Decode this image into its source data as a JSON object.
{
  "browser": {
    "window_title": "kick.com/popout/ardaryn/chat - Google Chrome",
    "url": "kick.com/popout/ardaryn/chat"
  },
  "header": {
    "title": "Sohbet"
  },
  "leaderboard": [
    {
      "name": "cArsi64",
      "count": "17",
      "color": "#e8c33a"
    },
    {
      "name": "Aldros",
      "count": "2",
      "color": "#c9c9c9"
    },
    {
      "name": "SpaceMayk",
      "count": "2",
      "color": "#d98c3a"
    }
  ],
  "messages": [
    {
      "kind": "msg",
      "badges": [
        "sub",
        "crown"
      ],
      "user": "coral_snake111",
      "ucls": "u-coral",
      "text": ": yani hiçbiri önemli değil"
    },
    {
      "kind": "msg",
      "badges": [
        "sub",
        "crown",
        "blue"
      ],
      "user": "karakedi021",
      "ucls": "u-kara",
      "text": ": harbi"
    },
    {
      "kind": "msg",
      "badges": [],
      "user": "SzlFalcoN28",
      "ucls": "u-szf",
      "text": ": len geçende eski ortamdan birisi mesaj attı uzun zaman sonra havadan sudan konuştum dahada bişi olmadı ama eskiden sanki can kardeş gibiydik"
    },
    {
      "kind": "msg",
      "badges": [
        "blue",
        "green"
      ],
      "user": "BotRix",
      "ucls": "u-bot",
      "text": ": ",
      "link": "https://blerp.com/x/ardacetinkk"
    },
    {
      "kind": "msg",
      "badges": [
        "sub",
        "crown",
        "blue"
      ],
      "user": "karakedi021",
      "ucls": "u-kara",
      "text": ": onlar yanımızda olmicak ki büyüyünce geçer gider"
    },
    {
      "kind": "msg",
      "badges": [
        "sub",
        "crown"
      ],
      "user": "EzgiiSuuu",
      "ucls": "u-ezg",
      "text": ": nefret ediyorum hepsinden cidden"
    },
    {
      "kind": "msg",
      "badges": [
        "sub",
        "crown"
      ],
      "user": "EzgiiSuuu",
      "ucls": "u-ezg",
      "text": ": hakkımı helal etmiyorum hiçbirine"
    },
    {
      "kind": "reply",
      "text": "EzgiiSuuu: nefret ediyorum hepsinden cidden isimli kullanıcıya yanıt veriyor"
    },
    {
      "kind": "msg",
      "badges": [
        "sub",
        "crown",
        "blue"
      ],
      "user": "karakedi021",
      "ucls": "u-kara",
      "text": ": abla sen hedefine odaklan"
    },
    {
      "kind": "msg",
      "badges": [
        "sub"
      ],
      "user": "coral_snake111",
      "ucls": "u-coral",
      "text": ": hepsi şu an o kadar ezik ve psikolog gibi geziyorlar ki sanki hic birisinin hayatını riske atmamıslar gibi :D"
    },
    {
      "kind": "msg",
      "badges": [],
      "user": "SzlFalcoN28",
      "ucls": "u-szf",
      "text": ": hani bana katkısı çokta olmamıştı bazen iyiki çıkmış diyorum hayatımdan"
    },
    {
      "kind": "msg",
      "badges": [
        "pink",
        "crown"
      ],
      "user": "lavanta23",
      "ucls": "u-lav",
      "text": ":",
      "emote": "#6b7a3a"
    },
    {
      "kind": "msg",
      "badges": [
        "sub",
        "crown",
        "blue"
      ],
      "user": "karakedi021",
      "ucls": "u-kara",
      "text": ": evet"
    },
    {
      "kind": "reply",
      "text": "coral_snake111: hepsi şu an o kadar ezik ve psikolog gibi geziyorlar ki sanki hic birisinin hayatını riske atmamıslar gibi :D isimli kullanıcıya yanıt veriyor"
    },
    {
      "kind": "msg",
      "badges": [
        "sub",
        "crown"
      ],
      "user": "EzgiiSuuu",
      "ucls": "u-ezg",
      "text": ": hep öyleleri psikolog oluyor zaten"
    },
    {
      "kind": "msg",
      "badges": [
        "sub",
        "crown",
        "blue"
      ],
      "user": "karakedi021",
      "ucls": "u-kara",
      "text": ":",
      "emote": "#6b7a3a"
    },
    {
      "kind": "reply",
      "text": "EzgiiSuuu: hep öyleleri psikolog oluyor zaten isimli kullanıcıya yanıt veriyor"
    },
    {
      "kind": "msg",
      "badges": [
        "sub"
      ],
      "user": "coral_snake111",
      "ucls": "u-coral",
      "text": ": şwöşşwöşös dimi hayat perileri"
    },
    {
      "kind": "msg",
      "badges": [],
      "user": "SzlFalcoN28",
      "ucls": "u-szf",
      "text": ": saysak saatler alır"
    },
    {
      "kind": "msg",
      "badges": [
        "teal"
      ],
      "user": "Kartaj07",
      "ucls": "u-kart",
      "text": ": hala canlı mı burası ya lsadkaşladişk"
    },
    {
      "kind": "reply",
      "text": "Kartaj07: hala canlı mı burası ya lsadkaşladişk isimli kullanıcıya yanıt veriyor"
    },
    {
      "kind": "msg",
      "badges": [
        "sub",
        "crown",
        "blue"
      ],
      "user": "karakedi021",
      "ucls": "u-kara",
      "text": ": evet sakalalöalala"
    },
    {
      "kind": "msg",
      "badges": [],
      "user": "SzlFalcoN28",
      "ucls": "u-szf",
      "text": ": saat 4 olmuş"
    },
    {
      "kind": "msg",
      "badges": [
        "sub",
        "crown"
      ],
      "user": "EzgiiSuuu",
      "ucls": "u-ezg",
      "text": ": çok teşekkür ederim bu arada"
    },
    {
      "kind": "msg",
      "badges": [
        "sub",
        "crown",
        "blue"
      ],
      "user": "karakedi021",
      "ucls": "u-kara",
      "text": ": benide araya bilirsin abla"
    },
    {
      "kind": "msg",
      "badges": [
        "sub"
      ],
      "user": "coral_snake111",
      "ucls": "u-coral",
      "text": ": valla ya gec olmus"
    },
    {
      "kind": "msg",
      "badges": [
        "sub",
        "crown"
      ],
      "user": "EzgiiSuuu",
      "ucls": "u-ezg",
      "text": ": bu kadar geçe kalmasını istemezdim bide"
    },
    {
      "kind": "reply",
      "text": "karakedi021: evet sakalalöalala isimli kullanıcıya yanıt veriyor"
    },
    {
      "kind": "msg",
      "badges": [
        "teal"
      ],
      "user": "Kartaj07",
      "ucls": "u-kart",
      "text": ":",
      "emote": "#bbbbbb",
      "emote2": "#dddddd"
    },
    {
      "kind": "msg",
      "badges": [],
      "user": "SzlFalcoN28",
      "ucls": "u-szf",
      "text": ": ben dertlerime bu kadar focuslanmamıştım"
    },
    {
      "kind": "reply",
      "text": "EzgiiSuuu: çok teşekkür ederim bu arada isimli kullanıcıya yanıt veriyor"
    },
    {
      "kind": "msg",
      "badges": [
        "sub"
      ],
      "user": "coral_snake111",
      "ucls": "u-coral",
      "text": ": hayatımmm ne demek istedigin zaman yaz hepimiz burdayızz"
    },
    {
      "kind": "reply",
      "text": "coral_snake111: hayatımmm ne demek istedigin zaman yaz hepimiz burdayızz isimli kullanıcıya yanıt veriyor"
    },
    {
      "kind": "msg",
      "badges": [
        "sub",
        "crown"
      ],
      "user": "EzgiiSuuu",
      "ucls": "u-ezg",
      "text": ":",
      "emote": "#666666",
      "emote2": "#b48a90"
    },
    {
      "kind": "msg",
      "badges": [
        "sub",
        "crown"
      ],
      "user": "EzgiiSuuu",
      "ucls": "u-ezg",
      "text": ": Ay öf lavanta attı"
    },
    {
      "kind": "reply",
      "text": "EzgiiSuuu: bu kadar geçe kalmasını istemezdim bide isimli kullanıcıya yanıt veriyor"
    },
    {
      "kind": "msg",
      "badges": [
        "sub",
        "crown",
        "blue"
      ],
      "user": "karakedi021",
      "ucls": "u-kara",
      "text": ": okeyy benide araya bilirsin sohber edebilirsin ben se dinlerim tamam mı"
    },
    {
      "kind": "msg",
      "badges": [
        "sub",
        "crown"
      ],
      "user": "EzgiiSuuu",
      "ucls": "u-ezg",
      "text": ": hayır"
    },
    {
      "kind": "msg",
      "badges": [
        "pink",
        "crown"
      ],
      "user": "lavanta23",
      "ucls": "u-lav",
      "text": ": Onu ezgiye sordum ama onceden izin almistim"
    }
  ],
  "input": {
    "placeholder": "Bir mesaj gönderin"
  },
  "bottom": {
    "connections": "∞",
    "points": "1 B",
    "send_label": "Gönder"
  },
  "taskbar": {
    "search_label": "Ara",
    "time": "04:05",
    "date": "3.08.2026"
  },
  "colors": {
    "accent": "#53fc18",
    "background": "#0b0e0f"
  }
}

########

◆ **Requirements**
Track down every line holding the string "burdayızz" and copy it.

◆ **Task solution**
      "text": ": hayatımmm ne demek istedigin zaman yaz hepimiz burdayızz"
      "text": "coral_snake111: hayatımmm ne demek istedigin zaman yaz hepimiz burdayızz isimli kullanıcıya yanıt veriyor"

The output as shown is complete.